━━━━━ INPUT FOR THIS TASK

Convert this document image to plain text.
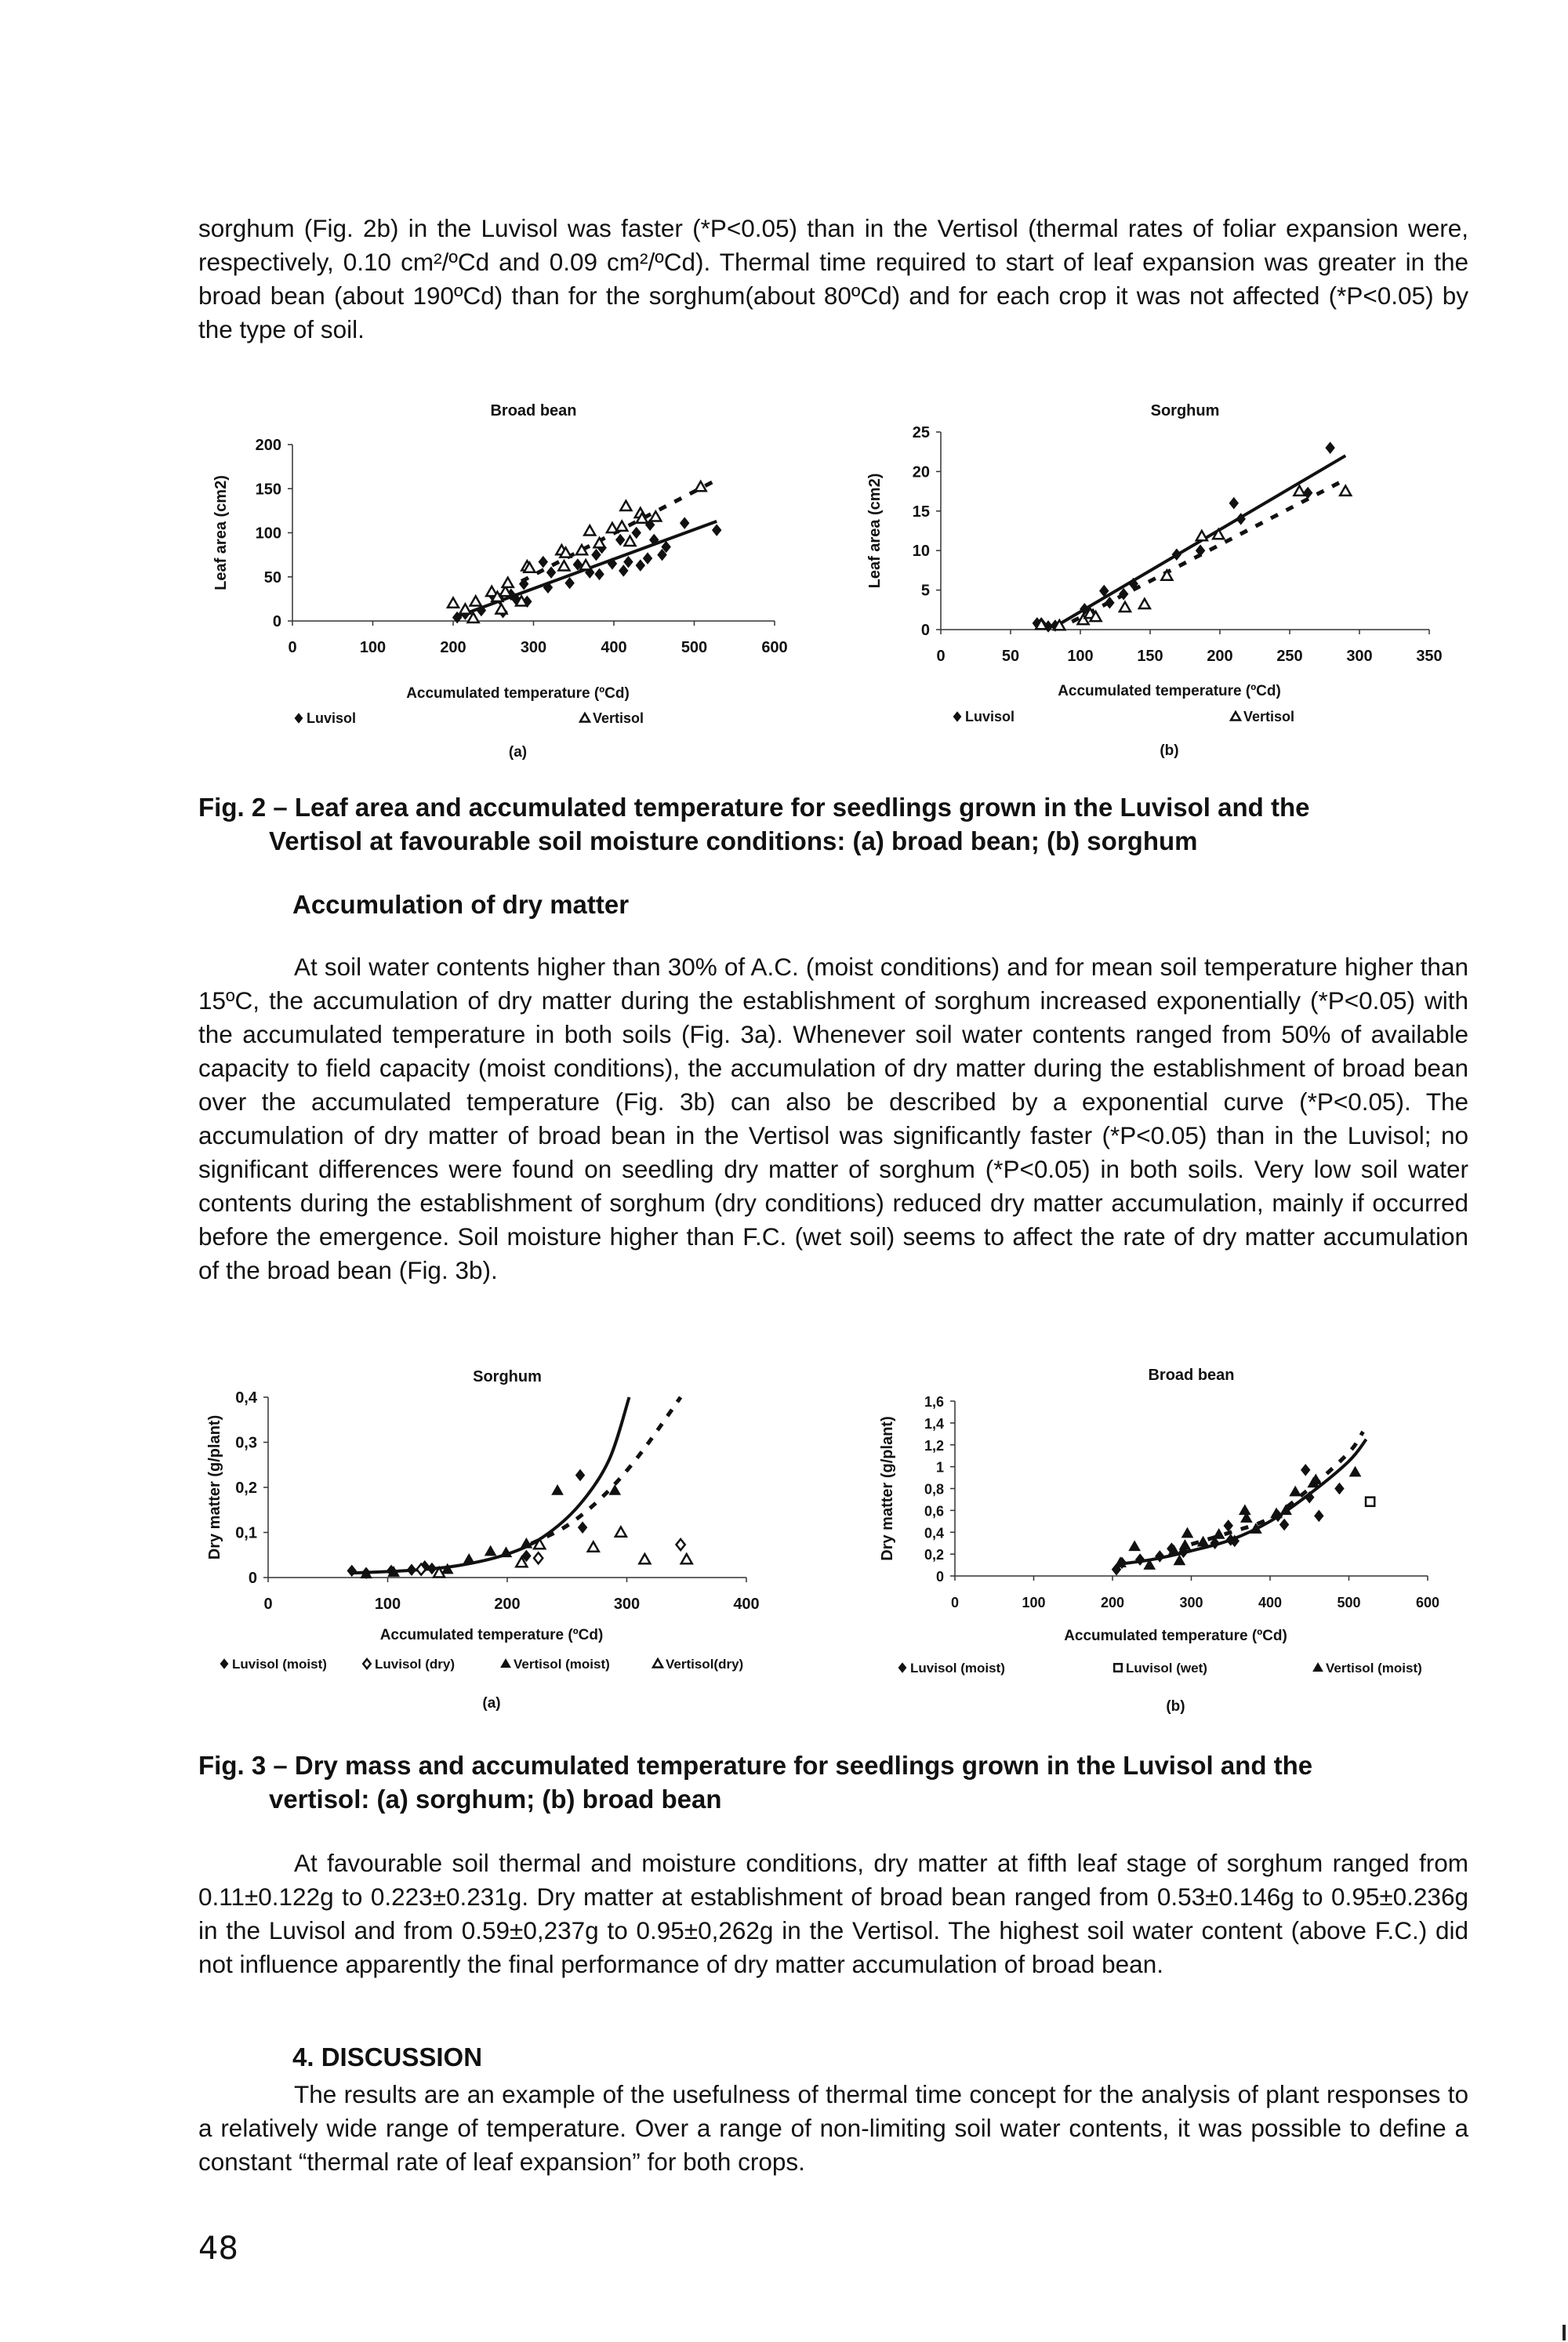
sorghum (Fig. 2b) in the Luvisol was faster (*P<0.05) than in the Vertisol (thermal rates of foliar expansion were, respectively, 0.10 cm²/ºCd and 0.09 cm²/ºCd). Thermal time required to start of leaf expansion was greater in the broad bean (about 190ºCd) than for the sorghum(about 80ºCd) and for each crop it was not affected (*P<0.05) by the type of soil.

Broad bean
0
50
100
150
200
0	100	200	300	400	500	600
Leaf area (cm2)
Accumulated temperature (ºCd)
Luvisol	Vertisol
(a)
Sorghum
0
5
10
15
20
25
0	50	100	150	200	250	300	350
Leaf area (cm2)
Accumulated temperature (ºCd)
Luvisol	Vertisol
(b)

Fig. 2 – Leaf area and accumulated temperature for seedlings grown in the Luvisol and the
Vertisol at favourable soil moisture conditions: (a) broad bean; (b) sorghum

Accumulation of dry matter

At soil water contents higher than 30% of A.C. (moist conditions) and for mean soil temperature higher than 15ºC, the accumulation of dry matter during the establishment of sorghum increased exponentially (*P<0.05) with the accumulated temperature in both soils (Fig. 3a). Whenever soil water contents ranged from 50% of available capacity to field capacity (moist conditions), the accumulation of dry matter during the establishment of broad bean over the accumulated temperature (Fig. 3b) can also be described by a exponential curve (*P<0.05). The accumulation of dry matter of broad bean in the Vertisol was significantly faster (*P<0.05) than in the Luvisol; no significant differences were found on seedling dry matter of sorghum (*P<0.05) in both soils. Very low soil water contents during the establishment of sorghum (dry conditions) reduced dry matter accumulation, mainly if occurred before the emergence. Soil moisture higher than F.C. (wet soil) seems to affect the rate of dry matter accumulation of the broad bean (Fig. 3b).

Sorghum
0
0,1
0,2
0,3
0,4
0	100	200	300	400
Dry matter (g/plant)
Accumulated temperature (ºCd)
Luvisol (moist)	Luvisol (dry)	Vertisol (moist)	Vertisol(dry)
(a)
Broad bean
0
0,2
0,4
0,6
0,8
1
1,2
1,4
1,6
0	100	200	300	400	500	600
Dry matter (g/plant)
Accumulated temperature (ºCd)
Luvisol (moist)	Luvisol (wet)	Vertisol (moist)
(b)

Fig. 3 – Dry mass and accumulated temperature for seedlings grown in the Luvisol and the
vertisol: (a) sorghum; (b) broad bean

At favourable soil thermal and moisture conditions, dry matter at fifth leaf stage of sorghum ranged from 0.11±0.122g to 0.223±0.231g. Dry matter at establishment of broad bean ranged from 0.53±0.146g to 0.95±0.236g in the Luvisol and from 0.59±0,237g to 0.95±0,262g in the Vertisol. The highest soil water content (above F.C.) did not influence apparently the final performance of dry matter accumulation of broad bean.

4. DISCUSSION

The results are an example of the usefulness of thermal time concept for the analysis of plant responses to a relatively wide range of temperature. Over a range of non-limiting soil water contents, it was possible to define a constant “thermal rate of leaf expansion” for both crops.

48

━━━━━━━━━━
━━━━━ INPUT FOR THIS TASK

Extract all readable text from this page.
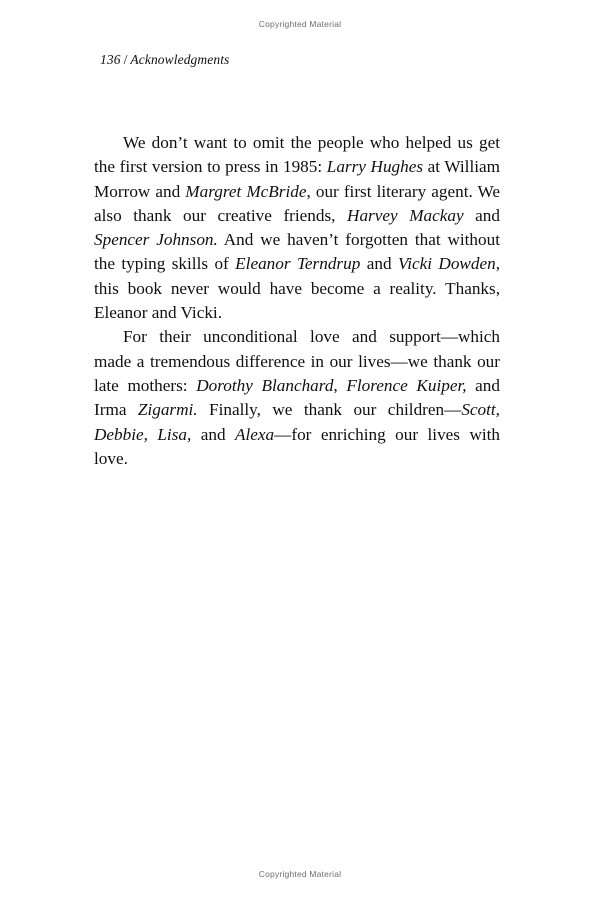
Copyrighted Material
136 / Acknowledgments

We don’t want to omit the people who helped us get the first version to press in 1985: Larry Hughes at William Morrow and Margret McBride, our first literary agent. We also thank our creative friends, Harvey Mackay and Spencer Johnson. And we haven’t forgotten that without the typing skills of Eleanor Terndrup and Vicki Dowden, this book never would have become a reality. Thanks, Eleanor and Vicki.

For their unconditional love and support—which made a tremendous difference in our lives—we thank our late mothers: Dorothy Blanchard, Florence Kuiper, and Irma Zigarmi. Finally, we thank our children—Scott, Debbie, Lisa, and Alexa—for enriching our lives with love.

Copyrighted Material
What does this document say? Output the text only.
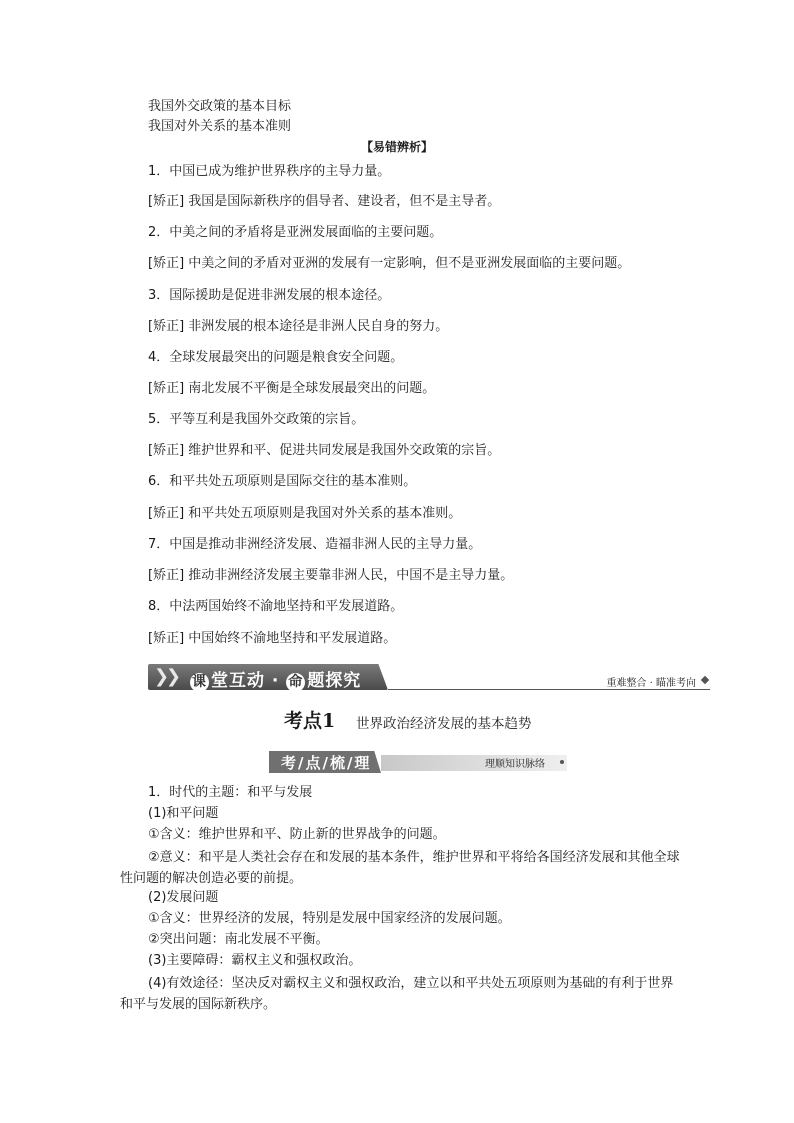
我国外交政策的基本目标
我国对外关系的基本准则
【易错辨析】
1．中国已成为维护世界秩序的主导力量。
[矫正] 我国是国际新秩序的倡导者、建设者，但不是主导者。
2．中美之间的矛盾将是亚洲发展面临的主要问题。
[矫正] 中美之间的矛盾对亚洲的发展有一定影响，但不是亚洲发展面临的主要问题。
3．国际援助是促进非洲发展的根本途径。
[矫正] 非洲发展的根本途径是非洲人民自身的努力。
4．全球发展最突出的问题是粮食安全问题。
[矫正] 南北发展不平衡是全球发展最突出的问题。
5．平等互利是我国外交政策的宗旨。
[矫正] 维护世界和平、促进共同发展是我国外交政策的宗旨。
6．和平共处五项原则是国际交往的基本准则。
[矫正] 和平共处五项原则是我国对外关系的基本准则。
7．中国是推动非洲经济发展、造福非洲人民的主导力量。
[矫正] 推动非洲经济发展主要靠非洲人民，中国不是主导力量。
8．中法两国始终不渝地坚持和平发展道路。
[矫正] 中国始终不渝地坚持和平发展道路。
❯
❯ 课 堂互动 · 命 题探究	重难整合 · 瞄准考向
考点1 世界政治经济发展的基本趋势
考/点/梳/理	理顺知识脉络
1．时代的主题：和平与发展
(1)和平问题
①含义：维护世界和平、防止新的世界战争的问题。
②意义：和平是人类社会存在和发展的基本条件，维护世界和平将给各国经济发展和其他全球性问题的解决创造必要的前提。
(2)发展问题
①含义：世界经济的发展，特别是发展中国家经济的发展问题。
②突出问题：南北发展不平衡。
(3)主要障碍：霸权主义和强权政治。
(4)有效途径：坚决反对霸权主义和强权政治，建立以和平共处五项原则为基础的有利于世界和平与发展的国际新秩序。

━━━━━━━━━━

■ **WHAT THIS TASK INVOLVES**
Tally the lines of the records holding the word "document", then state only the tally.

■ **EXERCISE OUTPUT**
2